Entries with figure data:
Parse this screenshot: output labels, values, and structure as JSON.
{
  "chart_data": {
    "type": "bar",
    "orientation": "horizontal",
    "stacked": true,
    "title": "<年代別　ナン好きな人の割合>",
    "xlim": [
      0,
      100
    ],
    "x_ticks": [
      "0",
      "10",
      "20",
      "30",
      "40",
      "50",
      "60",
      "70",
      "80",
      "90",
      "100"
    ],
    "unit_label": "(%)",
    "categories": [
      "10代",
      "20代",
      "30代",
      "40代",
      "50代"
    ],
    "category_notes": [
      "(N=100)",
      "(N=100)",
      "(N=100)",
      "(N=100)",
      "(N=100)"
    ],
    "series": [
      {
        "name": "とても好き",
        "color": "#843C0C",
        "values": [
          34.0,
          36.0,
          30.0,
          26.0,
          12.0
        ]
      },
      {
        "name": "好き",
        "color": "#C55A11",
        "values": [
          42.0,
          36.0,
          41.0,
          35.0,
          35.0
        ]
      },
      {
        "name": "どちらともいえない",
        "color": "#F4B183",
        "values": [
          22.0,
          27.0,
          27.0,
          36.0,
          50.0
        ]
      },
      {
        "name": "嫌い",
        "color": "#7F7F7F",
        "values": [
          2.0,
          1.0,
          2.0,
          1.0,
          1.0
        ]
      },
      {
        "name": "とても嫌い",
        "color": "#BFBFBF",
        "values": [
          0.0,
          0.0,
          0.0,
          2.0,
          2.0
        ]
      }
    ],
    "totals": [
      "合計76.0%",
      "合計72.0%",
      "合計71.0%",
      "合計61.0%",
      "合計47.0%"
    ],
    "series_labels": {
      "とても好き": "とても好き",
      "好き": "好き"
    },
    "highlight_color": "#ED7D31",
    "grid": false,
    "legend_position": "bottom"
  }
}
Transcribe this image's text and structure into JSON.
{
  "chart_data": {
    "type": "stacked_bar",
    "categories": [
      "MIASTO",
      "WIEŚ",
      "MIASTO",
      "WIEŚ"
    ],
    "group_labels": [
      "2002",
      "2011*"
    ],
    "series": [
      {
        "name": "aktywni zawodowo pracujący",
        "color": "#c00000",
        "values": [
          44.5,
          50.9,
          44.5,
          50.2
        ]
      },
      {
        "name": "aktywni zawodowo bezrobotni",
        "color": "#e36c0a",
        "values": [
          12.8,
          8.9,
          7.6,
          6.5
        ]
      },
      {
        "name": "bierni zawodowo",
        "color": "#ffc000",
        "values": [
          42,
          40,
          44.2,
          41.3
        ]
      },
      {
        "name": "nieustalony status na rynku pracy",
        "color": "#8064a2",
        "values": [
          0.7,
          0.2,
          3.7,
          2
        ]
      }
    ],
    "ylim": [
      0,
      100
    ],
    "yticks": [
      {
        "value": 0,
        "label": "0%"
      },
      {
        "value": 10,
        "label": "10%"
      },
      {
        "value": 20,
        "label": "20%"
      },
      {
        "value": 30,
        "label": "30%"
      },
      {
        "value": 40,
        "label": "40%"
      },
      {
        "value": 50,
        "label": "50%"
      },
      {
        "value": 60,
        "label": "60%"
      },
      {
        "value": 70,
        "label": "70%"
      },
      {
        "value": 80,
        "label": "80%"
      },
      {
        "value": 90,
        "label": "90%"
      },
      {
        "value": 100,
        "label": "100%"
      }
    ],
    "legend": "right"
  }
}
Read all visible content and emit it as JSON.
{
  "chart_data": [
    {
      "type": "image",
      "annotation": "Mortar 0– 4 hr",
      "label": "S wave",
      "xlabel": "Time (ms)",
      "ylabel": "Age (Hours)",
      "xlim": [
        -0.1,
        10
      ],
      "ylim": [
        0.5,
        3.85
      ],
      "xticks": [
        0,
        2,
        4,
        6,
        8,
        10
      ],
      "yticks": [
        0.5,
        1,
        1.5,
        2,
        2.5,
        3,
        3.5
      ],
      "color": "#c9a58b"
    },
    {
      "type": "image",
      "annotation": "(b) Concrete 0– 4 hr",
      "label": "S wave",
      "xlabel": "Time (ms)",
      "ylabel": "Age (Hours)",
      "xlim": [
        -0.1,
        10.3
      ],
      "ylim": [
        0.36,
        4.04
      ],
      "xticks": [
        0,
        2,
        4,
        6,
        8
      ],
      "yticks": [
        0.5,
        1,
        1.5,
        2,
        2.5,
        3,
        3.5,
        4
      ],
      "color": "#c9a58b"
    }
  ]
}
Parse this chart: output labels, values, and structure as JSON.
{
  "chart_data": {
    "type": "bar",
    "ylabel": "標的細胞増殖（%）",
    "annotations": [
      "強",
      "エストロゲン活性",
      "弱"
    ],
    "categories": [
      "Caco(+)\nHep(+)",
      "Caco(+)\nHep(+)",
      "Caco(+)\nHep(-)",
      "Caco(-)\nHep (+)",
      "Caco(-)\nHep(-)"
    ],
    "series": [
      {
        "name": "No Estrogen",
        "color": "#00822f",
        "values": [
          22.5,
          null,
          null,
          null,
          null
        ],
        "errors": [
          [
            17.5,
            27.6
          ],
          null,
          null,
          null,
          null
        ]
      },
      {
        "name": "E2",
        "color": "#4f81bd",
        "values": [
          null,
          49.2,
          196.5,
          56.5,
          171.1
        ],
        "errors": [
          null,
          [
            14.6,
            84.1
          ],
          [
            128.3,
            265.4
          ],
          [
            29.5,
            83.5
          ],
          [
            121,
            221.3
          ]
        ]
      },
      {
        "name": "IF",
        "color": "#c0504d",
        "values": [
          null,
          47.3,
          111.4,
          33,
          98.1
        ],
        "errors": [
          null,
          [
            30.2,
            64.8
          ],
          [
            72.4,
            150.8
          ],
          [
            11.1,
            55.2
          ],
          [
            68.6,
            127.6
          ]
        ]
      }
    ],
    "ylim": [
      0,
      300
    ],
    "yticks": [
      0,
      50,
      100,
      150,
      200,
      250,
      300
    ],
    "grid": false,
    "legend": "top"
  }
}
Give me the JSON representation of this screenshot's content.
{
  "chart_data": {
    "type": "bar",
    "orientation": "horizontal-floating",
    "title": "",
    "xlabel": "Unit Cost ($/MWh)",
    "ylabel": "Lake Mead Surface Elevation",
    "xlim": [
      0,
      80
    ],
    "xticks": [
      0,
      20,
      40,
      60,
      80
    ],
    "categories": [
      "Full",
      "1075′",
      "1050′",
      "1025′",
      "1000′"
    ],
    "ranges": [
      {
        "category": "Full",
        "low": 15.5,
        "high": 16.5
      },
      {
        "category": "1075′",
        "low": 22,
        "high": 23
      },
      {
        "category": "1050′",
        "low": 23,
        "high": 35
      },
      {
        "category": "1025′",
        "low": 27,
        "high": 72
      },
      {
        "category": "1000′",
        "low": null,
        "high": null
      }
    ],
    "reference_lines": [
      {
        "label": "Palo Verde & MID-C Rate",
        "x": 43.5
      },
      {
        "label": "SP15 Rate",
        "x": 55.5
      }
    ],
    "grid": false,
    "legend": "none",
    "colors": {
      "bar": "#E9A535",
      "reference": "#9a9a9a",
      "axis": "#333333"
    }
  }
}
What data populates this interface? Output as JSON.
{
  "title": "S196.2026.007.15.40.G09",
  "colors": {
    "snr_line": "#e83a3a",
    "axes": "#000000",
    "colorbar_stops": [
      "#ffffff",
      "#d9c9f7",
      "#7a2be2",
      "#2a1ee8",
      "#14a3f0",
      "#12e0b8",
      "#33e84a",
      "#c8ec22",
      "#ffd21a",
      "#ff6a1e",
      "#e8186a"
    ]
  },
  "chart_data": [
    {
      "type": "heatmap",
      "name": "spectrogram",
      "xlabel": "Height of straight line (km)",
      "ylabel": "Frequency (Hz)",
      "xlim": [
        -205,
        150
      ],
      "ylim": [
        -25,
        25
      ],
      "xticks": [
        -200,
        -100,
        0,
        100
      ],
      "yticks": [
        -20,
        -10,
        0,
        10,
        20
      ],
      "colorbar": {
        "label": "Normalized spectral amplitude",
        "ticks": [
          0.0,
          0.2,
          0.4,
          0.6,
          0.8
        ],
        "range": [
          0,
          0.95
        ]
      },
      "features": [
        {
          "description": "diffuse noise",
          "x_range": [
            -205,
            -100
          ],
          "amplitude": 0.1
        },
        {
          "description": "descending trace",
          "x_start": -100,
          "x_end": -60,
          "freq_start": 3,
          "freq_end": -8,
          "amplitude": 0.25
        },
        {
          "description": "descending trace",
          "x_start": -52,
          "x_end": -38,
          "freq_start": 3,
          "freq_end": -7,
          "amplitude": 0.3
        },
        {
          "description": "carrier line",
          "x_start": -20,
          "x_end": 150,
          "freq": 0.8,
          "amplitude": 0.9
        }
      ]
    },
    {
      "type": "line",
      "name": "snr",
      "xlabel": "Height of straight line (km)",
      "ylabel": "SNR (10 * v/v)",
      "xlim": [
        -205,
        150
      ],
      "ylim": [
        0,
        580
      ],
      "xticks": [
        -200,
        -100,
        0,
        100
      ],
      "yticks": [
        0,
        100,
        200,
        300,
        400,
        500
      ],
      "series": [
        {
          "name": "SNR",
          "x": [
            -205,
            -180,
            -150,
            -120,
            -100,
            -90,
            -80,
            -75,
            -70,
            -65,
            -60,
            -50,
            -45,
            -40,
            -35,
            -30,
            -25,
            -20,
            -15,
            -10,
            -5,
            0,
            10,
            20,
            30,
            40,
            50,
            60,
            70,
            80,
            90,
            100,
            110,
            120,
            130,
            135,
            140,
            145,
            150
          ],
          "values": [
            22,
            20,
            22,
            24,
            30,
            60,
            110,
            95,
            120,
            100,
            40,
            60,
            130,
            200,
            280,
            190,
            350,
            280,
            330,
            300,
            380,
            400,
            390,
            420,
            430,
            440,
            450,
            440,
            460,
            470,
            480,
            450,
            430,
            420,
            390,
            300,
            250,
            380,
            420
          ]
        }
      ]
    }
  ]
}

▸ **GIVEN PROBLEM**
Make a list of all lines in the data that contain "nHep".

▸ **COMPLETED EXERCISE**
      "Caco(+)\nHep(+)",
      "Caco(+)\nHep(+)",
      "Caco(+)\nHep(-)",
      "Caco(-)\nHep (+)",
      "Caco(-)\nHep(-)"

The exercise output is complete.